What the task asks:
Pull out every line containing the string "JSON".

:::

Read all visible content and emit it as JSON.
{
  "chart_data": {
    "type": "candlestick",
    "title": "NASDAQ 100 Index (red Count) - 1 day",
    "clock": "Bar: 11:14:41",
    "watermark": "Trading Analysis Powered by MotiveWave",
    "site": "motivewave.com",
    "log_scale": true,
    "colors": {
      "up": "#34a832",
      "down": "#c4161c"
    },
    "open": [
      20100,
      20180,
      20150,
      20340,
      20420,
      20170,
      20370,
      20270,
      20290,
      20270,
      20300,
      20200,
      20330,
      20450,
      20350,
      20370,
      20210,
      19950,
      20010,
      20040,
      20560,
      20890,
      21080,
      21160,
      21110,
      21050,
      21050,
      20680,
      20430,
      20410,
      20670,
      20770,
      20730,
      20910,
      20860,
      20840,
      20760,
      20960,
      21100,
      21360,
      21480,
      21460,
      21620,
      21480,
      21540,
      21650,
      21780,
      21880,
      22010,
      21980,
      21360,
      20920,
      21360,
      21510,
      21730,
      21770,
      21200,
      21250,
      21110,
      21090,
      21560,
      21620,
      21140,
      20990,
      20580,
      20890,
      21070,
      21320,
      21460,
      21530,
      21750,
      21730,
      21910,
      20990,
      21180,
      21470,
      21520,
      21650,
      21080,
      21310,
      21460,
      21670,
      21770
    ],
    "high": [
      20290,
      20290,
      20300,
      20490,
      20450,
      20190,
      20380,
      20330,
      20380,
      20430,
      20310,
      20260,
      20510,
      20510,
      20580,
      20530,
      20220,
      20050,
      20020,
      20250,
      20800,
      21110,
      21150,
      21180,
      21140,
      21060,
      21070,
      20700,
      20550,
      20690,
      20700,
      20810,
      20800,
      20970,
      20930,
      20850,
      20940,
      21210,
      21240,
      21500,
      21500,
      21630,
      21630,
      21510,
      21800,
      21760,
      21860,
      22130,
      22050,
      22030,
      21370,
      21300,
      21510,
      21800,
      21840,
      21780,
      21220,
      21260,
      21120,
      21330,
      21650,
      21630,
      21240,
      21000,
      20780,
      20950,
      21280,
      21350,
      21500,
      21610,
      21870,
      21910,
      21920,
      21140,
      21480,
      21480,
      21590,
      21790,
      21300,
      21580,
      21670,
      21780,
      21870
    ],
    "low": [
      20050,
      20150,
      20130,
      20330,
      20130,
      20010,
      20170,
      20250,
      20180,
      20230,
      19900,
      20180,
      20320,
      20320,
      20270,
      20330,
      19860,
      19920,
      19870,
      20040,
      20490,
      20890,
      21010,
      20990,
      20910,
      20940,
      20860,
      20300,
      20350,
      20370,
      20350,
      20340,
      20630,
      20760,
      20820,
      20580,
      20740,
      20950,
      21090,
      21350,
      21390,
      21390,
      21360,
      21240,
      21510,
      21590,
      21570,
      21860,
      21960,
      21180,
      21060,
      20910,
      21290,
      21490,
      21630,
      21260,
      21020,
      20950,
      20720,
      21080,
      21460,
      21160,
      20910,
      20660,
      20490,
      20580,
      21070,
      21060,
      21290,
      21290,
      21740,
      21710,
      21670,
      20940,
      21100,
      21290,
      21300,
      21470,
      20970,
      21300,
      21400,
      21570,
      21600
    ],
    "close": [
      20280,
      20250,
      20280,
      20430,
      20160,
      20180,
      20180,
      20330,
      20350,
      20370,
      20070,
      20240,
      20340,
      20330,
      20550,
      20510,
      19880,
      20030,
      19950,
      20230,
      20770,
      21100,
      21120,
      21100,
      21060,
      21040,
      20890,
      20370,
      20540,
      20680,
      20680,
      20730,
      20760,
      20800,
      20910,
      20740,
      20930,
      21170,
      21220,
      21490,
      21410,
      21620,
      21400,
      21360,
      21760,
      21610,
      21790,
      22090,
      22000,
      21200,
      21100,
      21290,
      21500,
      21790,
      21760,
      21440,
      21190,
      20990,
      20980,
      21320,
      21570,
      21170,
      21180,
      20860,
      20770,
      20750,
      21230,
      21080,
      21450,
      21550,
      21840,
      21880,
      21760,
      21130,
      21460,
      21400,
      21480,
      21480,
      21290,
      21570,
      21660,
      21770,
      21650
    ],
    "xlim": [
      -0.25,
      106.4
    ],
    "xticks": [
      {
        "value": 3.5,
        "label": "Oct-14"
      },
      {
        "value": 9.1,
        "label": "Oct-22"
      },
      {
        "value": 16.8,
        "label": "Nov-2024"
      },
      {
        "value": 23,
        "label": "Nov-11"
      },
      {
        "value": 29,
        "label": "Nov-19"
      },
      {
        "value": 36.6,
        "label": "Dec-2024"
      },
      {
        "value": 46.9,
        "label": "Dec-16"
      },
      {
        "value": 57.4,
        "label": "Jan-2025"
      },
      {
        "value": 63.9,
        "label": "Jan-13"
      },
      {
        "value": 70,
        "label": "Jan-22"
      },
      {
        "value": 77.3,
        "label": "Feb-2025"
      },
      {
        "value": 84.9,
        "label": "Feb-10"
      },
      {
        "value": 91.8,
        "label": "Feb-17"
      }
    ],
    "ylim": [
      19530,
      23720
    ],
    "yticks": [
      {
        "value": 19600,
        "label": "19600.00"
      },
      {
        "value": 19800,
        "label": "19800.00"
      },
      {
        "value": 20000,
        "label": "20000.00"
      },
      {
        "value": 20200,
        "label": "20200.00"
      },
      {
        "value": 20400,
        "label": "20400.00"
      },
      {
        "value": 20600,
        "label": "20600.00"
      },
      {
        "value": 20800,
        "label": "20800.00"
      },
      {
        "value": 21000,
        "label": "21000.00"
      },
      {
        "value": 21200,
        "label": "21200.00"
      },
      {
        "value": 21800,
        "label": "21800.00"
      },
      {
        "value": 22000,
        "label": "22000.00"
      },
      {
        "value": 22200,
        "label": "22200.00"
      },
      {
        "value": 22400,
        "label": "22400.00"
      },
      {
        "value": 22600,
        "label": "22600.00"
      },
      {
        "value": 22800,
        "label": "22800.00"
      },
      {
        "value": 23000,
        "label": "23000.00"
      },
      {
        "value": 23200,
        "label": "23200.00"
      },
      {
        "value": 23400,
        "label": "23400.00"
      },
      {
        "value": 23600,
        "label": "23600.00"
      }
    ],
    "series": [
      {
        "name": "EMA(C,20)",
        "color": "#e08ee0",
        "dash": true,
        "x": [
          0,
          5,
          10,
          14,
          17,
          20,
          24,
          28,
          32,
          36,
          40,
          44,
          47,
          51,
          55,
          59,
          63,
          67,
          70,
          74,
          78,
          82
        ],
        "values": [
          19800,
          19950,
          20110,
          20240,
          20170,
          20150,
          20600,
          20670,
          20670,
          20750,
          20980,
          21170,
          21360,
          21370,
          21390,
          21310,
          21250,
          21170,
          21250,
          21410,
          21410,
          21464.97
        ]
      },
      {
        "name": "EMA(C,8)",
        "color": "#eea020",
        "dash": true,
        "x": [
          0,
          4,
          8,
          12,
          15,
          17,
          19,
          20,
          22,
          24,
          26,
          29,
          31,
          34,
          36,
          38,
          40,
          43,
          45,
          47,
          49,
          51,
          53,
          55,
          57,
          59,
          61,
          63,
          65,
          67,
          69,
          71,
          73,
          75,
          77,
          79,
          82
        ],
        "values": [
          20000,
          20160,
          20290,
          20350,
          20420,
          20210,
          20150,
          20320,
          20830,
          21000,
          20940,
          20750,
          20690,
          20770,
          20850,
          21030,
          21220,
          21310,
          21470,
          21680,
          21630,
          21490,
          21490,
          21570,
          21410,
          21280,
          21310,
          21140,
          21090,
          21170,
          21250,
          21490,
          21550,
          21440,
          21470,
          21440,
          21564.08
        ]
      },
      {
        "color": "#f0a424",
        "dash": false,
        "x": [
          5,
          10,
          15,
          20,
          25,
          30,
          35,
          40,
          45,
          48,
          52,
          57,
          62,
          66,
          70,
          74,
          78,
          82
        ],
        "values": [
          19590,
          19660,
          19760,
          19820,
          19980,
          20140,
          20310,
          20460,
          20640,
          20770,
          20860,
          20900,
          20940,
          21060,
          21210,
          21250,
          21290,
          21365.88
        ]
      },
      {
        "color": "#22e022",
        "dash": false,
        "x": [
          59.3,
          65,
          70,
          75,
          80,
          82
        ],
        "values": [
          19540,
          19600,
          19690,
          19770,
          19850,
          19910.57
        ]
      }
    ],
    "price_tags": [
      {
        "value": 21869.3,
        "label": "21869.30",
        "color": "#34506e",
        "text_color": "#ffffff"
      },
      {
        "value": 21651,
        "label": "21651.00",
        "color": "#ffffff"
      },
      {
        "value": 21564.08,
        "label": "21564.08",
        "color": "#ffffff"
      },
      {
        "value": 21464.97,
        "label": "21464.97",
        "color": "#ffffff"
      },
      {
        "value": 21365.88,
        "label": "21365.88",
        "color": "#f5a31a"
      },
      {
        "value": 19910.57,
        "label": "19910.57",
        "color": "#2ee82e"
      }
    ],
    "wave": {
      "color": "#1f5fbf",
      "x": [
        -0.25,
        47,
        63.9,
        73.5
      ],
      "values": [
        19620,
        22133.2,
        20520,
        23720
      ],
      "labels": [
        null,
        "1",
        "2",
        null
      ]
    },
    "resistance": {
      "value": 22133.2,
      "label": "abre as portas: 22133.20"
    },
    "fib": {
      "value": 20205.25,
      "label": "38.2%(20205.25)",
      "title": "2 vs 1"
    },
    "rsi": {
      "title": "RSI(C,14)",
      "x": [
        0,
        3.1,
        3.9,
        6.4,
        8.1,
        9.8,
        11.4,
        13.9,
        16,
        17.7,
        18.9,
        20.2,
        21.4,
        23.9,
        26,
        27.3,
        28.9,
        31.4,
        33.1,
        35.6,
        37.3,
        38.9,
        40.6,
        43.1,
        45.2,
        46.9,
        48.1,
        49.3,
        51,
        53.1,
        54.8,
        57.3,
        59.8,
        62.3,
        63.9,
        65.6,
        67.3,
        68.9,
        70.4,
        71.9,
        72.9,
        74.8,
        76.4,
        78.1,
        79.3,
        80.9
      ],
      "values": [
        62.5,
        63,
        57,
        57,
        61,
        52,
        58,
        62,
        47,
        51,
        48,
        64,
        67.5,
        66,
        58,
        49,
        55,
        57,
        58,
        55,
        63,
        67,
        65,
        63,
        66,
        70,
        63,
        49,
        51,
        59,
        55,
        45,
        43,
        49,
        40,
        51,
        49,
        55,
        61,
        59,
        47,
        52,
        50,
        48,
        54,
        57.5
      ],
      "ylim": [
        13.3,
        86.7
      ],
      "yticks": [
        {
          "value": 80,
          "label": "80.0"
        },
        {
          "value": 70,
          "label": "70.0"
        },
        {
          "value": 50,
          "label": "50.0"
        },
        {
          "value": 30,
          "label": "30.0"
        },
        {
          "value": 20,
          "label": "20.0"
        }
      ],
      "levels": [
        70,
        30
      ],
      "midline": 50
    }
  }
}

:::

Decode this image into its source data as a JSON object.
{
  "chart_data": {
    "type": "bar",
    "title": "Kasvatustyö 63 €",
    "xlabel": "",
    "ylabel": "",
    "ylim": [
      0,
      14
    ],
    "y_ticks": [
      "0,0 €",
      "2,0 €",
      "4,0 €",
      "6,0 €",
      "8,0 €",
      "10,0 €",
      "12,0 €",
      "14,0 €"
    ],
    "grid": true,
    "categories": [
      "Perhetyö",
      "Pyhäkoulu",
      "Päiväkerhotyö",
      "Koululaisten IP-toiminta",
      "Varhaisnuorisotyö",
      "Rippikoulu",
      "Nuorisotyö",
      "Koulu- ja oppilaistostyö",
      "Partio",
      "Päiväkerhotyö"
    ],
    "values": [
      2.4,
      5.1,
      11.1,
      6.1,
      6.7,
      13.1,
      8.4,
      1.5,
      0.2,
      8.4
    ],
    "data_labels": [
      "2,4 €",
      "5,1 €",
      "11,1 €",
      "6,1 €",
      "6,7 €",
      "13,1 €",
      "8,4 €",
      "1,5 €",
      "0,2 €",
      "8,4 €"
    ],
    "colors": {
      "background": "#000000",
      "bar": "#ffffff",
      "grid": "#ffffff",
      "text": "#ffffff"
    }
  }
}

:::

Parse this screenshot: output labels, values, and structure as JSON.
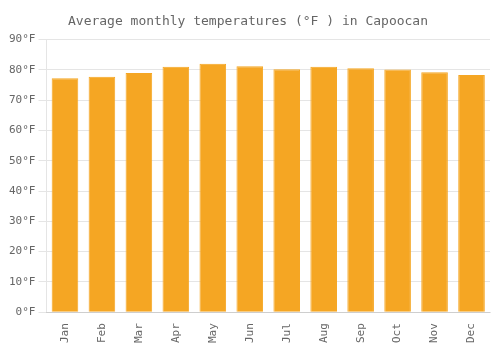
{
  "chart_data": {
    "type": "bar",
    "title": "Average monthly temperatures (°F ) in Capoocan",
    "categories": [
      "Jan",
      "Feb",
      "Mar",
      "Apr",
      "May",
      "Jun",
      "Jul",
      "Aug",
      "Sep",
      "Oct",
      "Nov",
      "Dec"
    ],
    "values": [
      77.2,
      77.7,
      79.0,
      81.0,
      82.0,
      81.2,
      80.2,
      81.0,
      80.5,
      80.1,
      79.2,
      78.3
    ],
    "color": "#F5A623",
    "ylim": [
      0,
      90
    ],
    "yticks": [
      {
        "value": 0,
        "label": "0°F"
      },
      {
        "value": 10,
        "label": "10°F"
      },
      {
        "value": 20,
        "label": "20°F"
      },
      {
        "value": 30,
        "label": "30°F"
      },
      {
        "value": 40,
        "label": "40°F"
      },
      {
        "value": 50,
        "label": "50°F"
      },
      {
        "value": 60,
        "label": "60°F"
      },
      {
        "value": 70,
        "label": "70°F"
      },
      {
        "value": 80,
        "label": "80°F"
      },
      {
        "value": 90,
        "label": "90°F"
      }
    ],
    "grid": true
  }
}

:::

Result:
Read all visible content and emit it as JSON.
Decode this image into its source data as a JSON object.
Parse this screenshot: output labels, values, and structure as JSON.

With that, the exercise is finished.